▶ _TASK TO CARRY OUT_
Check every line of the entries below for the word "type", and copy the ones that have it.

════════════════════

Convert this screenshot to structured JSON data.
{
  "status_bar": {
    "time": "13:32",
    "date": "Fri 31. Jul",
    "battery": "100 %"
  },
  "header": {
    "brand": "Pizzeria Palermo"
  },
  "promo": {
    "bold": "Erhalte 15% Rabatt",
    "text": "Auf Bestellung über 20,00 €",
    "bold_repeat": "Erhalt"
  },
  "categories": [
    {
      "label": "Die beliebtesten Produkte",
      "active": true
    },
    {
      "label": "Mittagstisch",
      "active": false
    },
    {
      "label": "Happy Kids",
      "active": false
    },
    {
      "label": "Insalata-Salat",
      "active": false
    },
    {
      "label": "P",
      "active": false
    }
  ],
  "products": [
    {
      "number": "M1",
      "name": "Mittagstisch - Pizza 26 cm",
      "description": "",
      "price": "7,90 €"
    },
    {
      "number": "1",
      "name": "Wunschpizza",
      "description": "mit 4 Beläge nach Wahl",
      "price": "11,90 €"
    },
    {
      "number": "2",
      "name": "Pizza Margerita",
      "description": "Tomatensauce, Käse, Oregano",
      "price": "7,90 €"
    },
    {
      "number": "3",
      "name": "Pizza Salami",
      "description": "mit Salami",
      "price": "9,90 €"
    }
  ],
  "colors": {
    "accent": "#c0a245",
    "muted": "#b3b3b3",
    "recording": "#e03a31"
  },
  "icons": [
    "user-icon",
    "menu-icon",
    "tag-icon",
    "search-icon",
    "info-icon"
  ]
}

════════════════════

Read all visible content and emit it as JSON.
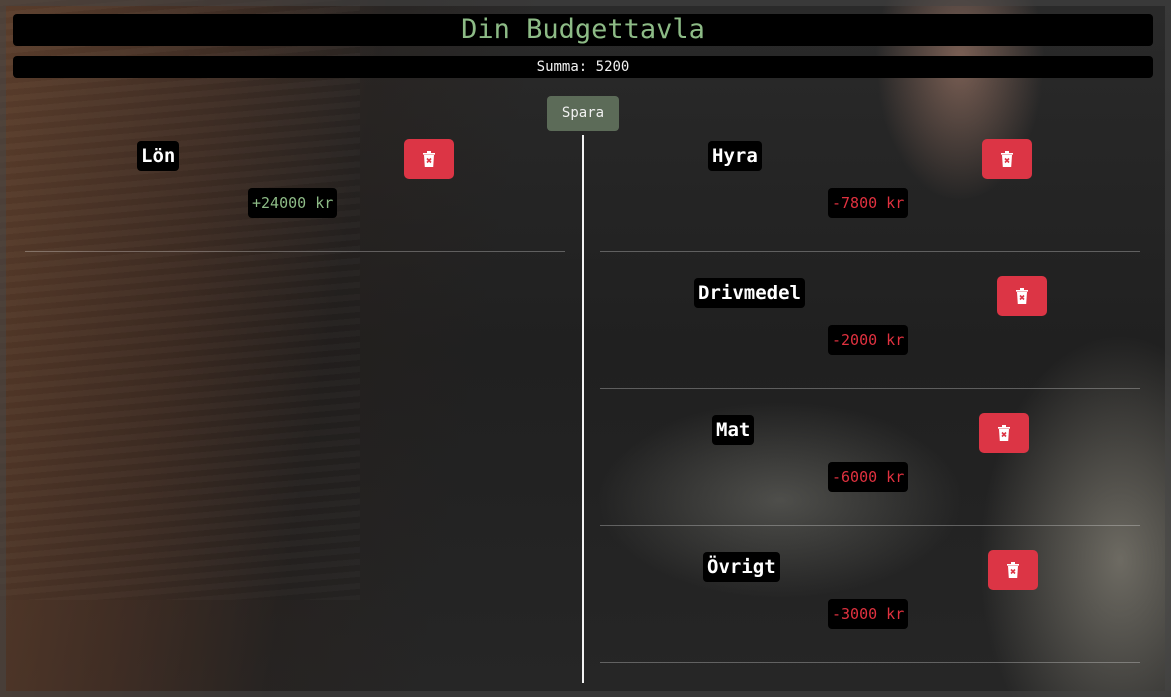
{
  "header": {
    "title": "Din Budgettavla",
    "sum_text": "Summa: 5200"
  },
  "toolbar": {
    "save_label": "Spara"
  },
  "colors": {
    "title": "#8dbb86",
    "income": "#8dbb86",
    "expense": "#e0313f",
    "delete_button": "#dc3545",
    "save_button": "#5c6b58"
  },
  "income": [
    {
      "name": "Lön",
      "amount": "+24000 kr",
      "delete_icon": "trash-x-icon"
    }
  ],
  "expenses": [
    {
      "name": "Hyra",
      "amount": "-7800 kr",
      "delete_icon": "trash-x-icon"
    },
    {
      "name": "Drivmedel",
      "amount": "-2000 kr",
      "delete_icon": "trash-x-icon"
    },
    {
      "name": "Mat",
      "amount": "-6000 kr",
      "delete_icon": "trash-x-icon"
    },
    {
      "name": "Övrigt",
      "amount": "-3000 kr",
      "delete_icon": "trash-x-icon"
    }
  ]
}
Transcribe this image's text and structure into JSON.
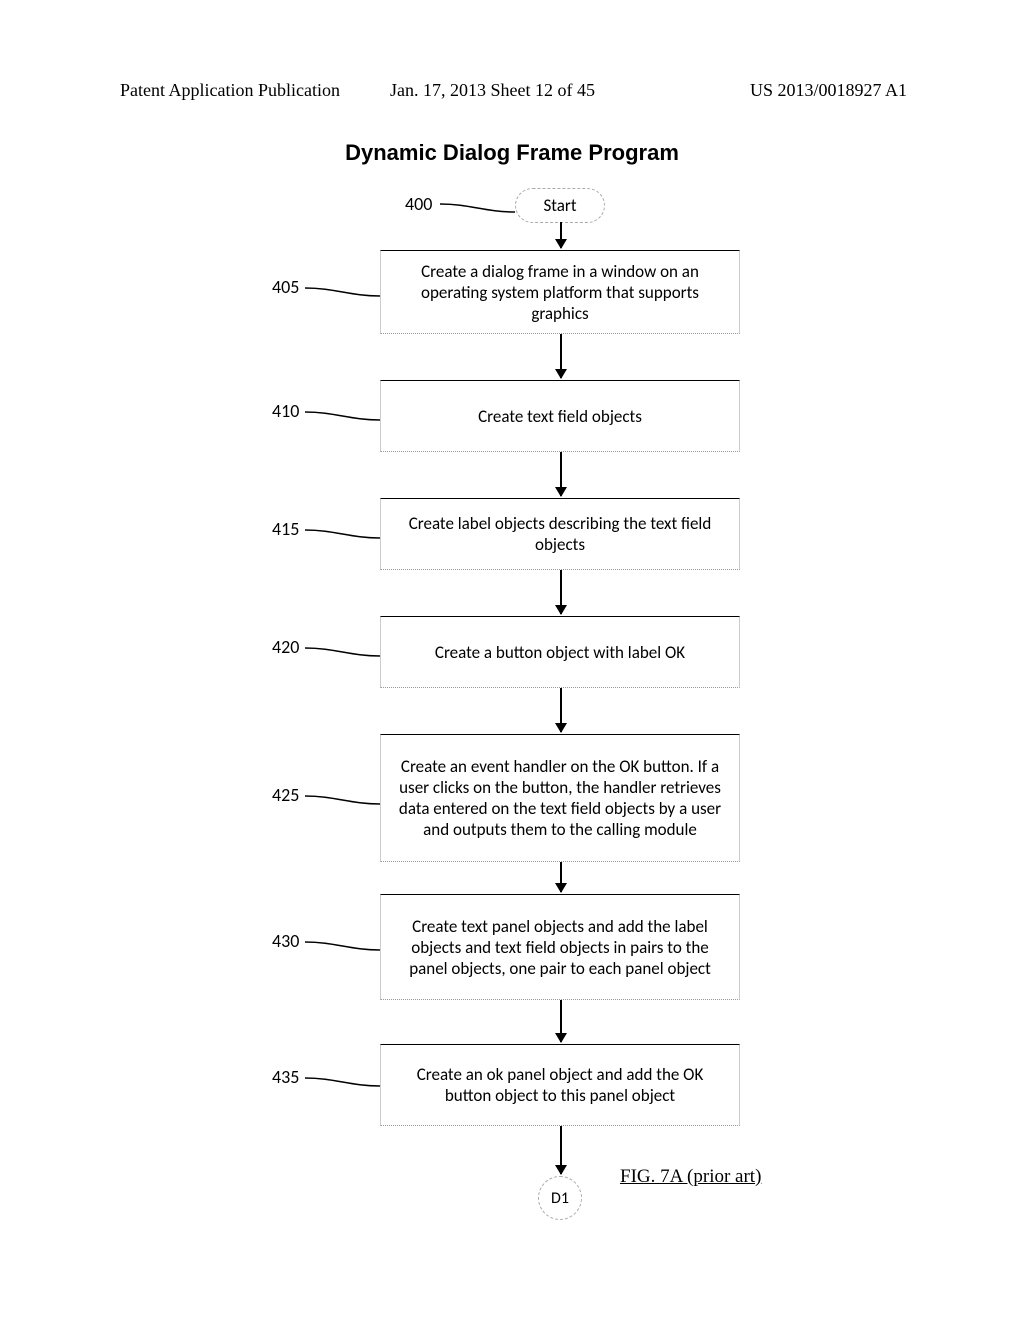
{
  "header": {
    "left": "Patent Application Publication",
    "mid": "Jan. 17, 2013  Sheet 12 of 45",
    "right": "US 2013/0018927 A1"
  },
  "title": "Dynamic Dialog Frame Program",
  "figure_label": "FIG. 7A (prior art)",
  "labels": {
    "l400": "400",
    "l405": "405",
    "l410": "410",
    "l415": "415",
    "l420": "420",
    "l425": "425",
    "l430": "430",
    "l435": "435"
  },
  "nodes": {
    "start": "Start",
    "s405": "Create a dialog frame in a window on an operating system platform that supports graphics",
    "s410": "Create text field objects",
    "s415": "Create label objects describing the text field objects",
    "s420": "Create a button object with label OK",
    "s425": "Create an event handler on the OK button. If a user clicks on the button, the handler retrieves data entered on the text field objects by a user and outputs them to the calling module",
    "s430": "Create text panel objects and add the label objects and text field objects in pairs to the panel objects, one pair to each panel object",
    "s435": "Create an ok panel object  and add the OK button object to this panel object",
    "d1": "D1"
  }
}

════════════════════

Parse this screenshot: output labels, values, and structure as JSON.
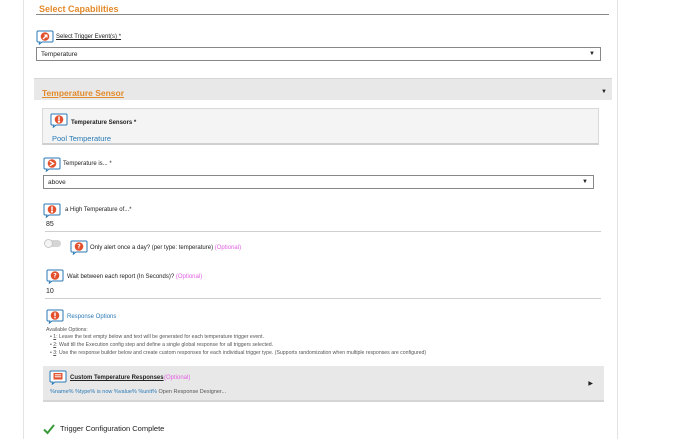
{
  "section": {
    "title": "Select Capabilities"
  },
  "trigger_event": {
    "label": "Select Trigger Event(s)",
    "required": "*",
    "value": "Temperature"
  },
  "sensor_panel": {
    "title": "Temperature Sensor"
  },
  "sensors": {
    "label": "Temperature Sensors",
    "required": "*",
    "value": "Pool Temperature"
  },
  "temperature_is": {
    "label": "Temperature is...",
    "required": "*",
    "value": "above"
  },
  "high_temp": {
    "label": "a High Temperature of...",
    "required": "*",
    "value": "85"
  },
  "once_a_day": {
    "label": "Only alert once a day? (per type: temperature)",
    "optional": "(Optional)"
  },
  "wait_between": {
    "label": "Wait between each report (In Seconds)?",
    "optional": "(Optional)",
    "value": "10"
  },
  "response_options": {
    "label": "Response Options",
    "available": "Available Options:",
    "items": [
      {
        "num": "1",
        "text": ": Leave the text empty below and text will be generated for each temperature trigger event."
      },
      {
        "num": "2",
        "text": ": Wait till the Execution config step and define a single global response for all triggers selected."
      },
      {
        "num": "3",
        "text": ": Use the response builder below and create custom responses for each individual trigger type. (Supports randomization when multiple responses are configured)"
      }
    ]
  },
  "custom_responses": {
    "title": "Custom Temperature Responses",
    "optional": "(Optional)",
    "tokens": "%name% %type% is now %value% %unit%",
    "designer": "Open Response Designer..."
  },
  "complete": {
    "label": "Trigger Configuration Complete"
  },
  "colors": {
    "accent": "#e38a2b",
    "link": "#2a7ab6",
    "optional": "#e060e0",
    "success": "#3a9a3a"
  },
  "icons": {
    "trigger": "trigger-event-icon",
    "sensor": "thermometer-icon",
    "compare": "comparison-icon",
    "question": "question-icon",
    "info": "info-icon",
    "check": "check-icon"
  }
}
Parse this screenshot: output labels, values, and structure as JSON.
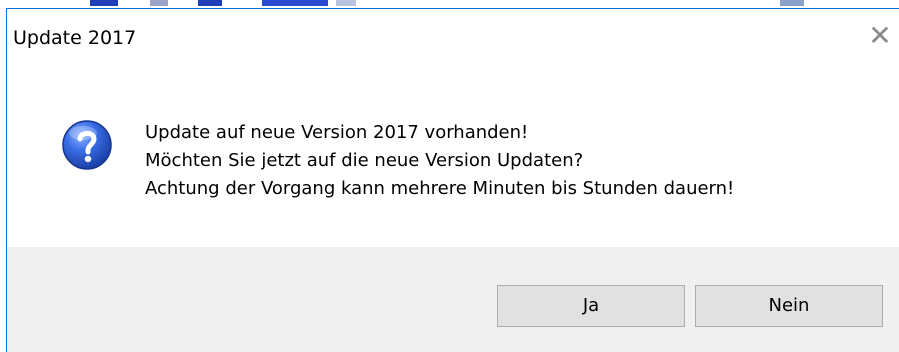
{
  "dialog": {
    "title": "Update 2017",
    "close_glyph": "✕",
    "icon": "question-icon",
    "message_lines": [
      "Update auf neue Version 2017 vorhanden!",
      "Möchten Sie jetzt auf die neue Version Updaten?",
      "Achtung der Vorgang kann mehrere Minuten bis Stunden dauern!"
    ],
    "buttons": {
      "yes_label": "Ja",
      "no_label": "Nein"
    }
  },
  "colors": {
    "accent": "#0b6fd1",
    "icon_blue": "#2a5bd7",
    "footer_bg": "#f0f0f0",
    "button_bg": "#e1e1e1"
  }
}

════════════════════

▶ _FINAL RESULT_
    "label": "Only alert once a day? (per type: temperature)",
        "text": ": Use the response builder below and create custom responses for each individual trigger type. (Supports randomization when multiple responses are configured)"
    "tokens": "%name% %type% is now %value% %unit%",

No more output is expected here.